WRITTEN PROBLEM = Copy out all lines of the records in which the word "emit" appears.

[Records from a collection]
------------------------------------------------------------

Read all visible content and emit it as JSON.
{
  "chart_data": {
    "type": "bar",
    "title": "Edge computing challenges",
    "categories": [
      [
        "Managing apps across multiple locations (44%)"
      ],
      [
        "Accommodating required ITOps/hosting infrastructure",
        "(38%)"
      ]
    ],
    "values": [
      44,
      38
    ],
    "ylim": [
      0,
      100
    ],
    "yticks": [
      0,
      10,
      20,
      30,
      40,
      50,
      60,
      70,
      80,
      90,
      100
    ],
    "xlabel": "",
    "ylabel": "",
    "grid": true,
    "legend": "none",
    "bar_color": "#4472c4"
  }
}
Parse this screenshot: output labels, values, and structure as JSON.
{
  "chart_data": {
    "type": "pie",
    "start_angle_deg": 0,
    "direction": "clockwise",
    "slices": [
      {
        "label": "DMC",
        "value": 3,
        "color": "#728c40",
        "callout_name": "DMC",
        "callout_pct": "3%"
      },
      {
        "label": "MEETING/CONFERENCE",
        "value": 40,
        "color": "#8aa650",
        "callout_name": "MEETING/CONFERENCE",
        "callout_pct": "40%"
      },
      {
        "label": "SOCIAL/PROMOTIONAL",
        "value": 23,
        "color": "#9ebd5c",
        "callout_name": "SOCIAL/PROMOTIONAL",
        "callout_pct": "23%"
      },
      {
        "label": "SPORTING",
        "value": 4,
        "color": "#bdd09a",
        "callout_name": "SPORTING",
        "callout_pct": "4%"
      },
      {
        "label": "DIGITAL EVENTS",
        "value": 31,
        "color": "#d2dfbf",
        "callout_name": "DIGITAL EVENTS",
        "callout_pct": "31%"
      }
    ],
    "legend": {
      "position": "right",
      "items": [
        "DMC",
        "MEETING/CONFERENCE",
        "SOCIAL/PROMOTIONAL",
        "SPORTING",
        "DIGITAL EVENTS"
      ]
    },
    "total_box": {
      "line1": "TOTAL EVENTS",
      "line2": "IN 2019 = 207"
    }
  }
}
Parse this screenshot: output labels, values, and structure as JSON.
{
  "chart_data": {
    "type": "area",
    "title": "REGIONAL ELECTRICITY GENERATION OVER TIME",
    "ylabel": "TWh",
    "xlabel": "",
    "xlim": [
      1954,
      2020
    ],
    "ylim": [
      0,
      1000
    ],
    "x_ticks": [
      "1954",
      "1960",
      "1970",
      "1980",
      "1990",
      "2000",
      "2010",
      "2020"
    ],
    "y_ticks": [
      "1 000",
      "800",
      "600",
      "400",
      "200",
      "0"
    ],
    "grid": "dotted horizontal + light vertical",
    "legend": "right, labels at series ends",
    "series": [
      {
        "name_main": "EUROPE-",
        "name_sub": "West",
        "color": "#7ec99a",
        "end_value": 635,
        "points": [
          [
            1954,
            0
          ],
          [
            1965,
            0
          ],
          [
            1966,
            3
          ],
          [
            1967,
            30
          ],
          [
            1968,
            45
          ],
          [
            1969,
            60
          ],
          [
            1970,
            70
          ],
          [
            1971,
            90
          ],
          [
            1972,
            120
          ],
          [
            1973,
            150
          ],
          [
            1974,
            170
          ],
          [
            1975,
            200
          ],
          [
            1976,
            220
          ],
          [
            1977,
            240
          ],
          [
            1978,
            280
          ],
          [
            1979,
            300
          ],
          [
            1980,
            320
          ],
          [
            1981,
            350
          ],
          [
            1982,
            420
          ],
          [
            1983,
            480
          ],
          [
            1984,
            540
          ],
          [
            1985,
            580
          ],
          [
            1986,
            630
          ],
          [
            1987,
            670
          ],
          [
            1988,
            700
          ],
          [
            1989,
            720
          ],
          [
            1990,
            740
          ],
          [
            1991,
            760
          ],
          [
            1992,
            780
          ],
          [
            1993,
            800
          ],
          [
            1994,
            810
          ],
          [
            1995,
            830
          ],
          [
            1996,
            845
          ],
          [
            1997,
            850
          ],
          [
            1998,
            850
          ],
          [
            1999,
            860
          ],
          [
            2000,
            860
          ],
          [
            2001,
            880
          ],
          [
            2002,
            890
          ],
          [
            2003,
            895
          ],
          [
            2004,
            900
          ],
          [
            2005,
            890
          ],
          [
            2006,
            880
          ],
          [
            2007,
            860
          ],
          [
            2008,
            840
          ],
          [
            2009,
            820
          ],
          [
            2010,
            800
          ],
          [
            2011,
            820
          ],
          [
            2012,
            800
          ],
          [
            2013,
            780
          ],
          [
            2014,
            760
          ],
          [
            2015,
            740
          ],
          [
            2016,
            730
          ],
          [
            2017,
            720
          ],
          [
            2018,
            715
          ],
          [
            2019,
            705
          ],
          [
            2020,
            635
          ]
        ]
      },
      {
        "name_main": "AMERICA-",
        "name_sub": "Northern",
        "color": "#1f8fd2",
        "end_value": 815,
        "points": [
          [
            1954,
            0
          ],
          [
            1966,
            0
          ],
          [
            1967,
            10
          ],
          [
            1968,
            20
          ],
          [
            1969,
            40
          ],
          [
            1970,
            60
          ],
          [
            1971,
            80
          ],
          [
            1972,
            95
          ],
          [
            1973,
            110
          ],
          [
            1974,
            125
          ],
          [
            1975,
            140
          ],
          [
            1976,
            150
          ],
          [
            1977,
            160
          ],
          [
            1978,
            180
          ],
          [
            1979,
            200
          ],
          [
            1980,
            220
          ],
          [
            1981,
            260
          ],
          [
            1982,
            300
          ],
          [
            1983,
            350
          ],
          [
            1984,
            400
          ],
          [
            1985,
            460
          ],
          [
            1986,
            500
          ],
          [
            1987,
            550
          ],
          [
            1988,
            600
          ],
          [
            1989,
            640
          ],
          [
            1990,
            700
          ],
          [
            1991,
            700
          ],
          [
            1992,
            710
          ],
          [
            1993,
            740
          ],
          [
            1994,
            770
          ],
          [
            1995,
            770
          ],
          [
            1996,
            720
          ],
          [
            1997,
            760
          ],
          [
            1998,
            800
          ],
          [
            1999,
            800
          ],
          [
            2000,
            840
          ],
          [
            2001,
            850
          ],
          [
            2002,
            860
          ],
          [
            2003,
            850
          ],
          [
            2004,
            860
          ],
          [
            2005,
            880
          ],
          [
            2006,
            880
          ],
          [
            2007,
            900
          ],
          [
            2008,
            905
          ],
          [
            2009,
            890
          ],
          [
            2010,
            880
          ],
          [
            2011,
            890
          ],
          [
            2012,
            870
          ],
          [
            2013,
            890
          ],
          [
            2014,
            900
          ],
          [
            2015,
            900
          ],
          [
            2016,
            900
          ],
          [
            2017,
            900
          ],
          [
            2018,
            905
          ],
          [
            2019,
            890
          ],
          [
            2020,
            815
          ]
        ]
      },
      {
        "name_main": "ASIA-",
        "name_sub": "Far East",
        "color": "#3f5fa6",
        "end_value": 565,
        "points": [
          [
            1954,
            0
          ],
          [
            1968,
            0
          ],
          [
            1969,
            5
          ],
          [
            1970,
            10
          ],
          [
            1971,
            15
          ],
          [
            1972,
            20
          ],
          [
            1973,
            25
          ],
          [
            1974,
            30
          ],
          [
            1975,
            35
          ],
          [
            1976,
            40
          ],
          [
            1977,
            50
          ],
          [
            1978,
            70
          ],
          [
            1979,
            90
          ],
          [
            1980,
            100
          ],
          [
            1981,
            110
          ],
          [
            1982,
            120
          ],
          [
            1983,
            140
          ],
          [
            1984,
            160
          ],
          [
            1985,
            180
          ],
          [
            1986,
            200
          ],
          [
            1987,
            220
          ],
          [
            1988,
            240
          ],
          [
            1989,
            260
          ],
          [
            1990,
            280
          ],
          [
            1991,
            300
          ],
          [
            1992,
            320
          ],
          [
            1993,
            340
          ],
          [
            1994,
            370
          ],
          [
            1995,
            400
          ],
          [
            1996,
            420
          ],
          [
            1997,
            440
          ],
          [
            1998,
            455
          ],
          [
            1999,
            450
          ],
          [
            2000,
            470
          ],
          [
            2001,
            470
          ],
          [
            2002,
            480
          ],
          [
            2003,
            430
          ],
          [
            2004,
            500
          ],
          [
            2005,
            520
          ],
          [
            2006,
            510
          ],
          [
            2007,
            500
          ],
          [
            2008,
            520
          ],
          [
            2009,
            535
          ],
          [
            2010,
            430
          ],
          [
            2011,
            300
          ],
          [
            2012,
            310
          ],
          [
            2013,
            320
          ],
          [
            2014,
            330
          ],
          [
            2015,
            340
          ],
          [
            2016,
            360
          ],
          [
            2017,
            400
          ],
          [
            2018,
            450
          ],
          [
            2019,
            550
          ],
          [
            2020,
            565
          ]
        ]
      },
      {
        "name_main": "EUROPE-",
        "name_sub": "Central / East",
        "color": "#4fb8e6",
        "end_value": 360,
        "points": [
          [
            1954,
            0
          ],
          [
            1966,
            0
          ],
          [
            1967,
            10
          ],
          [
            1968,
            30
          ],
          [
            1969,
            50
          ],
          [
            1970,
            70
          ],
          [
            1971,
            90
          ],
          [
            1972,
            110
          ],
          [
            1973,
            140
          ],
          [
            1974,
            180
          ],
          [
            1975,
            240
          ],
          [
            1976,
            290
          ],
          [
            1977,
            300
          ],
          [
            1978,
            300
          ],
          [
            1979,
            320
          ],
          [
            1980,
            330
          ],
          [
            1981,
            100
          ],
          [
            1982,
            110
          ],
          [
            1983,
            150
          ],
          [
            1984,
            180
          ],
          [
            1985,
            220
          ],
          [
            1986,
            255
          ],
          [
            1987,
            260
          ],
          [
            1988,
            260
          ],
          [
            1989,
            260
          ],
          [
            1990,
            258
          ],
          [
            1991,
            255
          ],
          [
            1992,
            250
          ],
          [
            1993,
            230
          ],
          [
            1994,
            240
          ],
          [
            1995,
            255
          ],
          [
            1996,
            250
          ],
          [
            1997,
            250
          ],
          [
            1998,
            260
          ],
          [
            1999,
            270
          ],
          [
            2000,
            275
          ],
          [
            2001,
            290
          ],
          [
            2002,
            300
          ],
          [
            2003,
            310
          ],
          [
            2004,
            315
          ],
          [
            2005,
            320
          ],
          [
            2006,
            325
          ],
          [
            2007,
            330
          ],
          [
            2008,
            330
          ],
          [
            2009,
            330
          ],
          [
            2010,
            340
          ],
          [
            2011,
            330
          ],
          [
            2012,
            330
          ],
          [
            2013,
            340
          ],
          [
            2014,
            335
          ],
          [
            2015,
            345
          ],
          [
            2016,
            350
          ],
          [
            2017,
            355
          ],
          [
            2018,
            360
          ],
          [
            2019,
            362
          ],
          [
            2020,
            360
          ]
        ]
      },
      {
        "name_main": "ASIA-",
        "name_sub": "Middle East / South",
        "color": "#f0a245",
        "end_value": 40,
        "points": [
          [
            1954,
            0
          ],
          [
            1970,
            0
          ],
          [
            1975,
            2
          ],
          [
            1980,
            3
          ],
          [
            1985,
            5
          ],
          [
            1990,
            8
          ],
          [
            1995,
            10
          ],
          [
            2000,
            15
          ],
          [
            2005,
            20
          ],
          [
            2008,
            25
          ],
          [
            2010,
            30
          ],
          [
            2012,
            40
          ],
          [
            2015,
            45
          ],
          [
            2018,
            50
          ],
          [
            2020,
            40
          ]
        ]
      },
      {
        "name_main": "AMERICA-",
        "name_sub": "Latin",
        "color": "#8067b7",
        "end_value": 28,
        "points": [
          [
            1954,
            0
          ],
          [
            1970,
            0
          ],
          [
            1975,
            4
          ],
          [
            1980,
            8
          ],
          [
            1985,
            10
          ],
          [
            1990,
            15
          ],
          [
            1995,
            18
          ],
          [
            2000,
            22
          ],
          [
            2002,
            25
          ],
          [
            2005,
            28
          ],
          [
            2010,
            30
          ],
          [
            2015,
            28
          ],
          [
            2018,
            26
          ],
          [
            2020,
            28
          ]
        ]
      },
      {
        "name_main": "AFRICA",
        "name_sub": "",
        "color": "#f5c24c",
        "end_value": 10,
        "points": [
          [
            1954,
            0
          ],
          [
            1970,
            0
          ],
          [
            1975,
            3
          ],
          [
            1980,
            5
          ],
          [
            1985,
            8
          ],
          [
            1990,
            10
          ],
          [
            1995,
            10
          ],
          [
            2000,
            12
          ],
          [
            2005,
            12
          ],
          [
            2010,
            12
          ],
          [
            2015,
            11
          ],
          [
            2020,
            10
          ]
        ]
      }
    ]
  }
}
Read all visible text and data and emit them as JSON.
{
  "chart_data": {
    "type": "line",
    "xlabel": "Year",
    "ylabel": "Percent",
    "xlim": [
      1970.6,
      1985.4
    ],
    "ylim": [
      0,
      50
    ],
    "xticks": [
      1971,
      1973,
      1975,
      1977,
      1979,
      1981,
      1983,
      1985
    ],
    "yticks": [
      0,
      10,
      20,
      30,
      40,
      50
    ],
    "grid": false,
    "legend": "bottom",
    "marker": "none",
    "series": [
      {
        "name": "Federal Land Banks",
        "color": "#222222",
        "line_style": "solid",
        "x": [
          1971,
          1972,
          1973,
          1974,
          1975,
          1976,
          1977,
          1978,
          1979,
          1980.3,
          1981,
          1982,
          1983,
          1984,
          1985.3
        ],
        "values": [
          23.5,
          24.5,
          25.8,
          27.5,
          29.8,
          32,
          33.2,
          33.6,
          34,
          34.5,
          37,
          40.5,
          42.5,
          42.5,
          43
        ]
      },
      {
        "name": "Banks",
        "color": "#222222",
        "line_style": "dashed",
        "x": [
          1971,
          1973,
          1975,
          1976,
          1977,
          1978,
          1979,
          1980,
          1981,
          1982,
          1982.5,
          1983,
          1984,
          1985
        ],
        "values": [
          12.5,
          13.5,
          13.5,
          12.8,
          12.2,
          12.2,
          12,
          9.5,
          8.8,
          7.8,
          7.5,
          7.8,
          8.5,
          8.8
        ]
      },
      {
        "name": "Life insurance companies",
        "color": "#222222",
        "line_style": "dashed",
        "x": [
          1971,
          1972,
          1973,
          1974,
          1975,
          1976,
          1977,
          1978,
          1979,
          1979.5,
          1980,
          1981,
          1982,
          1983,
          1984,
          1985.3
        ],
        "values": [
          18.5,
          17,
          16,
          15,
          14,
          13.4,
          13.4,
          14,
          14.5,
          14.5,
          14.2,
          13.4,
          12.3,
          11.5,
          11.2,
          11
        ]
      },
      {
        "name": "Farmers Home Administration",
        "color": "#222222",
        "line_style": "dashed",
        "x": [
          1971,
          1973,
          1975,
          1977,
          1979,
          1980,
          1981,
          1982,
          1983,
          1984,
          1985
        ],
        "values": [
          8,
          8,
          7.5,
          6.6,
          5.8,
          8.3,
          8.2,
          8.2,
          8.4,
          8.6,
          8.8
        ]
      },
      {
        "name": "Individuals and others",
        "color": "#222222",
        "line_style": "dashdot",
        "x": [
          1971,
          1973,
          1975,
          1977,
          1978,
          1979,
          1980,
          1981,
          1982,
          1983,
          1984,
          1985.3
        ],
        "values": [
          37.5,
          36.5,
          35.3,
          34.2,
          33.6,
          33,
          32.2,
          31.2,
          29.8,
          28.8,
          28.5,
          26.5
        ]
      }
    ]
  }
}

------------------------------------------------------------

TASK ANSWER =
Read all visible content and emit it as JSON.
Read all visible text and data and emit them as JSON.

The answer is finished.